#### YOUR TASK
Repeat, line for line, the entries printed below.

#### DATA ROWS
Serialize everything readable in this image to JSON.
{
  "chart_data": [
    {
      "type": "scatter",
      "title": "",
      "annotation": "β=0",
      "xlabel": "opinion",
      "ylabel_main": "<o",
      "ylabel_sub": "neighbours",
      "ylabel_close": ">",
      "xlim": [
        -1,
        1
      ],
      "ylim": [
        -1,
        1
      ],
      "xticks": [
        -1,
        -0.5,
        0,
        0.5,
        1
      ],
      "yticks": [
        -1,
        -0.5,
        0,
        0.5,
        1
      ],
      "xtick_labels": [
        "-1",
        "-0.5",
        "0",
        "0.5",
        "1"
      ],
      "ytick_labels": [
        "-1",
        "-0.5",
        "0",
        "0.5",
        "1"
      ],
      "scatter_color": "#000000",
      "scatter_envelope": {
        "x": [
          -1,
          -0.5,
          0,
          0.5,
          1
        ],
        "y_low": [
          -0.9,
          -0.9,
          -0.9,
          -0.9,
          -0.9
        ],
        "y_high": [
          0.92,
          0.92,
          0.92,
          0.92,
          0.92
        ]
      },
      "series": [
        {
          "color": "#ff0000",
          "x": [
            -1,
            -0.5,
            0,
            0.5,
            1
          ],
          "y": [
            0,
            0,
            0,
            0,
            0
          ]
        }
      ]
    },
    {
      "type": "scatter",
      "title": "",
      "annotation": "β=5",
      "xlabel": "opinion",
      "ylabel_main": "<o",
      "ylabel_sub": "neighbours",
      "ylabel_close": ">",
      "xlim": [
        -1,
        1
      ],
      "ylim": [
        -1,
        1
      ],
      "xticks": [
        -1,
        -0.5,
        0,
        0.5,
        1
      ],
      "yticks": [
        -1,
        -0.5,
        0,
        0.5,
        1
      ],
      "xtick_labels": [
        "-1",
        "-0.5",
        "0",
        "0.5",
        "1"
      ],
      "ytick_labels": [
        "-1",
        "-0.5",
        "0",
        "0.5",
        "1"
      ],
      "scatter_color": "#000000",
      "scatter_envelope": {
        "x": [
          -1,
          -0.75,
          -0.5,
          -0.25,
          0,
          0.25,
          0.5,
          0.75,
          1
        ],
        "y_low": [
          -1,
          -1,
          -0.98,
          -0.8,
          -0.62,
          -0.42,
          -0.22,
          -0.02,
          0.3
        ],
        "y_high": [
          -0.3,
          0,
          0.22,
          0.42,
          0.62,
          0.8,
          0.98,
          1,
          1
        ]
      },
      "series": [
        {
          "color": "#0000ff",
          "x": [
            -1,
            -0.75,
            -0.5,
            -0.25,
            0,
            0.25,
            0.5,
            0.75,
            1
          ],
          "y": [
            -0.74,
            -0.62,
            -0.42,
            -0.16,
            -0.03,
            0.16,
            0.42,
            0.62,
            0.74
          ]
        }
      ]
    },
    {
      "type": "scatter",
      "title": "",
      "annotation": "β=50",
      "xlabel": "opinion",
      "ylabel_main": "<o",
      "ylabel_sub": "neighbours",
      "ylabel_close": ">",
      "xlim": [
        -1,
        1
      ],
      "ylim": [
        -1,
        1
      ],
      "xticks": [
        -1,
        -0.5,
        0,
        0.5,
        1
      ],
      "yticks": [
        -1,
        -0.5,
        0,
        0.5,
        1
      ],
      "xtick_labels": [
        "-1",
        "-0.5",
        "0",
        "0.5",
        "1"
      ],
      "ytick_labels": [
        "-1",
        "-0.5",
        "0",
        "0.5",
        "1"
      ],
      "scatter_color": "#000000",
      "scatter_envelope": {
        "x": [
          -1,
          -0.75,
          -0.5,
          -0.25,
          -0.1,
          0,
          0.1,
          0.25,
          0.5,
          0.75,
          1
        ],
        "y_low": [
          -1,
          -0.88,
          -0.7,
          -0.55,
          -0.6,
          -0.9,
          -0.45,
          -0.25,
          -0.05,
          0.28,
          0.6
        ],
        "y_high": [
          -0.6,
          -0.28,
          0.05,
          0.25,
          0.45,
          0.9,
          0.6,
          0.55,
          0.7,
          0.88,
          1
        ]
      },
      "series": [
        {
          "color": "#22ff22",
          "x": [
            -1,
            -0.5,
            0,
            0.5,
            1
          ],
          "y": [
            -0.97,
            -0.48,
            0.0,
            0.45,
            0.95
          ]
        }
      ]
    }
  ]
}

#### RESULT OF THIS TASK
Serialize everything readable in this image to JSON.
{
  "chart_data": [
    {
      "type": "scatter",
      "title": "",
      "annotation": "β=0",
      "xlabel": "opinion",
      "ylabel_main": "<o",
      "ylabel_sub": "neighbours",
      "ylabel_close": ">",
      "xlim": [
        -1,
        1
      ],
      "ylim": [
        -1,
        1
      ],
      "xticks": [
        -1,
        -0.5,
        0,
        0.5,
        1
      ],
      "yticks": [
        -1,
        -0.5,
        0,
        0.5,
        1
      ],
      "xtick_labels": [
        "-1",
        "-0.5",
        "0",
        "0.5",
        "1"
      ],
      "ytick_labels": [
        "-1",
        "-0.5",
        "0",
        "0.5",
        "1"
      ],
      "scatter_color": "#000000",
      "scatter_envelope": {
        "x": [
          -1,
          -0.5,
          0,
          0.5,
          1
        ],
        "y_low": [
          -0.9,
          -0.9,
          -0.9,
          -0.9,
          -0.9
        ],
        "y_high": [
          0.92,
          0.92,
          0.92,
          0.92,
          0.92
        ]
      },
      "series": [
        {
          "color": "#ff0000",
          "x": [
            -1,
            -0.5,
            0,
            0.5,
            1
          ],
          "y": [
            0,
            0,
            0,
            0,
            0
          ]
        }
      ]
    },
    {
      "type": "scatter",
      "title": "",
      "annotation": "β=5",
      "xlabel": "opinion",
      "ylabel_main": "<o",
      "ylabel_sub": "neighbours",
      "ylabel_close": ">",
      "xlim": [
        -1,
        1
      ],
      "ylim": [
        -1,
        1
      ],
      "xticks": [
        -1,
        -0.5,
        0,
        0.5,
        1
      ],
      "yticks": [
        -1,
        -0.5,
        0,
        0.5,
        1
      ],
      "xtick_labels": [
        "-1",
        "-0.5",
        "0",
        "0.5",
        "1"
      ],
      "ytick_labels": [
        "-1",
        "-0.5",
        "0",
        "0.5",
        "1"
      ],
      "scatter_color": "#000000",
      "scatter_envelope": {
        "x": [
          -1,
          -0.75,
          -0.5,
          -0.25,
          0,
          0.25,
          0.5,
          0.75,
          1
        ],
        "y_low": [
          -1,
          -1,
          -0.98,
          -0.8,
          -0.62,
          -0.42,
          -0.22,
          -0.02,
          0.3
        ],
        "y_high": [
          -0.3,
          0,
          0.22,
          0.42,
          0.62,
          0.8,
          0.98,
          1,
          1
        ]
      },
      "series": [
        {
          "color": "#0000ff",
          "x": [
            -1,
            -0.75,
            -0.5,
            -0.25,
            0,
            0.25,
            0.5,
            0.75,
            1
          ],
          "y": [
            -0.74,
            -0.62,
            -0.42,
            -0.16,
            -0.03,
            0.16,
            0.42,
            0.62,
            0.74
          ]
        }
      ]
    },
    {
      "type": "scatter",
      "title": "",
      "annotation": "β=50",
      "xlabel": "opinion",
      "ylabel_main": "<o",
      "ylabel_sub": "neighbours",
      "ylabel_close": ">",
      "xlim": [
        -1,
        1
      ],
      "ylim": [
        -1,
        1
      ],
      "xticks": [
        -1,
        -0.5,
        0,
        0.5,
        1
      ],
      "yticks": [
        -1,
        -0.5,
        0,
        0.5,
        1
      ],
      "xtick_labels": [
        "-1",
        "-0.5",
        "0",
        "0.5",
        "1"
      ],
      "ytick_labels": [
        "-1",
        "-0.5",
        "0",
        "0.5",
        "1"
      ],
      "scatter_color": "#000000",
      "scatter_envelope": {
        "x": [
          -1,
          -0.75,
          -0.5,
          -0.25,
          -0.1,
          0,
          0.1,
          0.25,
          0.5,
          0.75,
          1
        ],
        "y_low": [
          -1,
          -0.88,
          -0.7,
          -0.55,
          -0.6,
          -0.9,
          -0.45,
          -0.25,
          -0.05,
          0.28,
          0.6
        ],
        "y_high": [
          -0.6,
          -0.28,
          0.05,
          0.25,
          0.45,
          0.9,
          0.6,
          0.55,
          0.7,
          0.88,
          1
        ]
      },
      "series": [
        {
          "color": "#22ff22",
          "x": [
            -1,
            -0.5,
            0,
            0.5,
            1
          ],
          "y": [
            -0.97,
            -0.48,
            0.0,
            0.45,
            0.95
          ]
        }
      ]
    }
  ]
}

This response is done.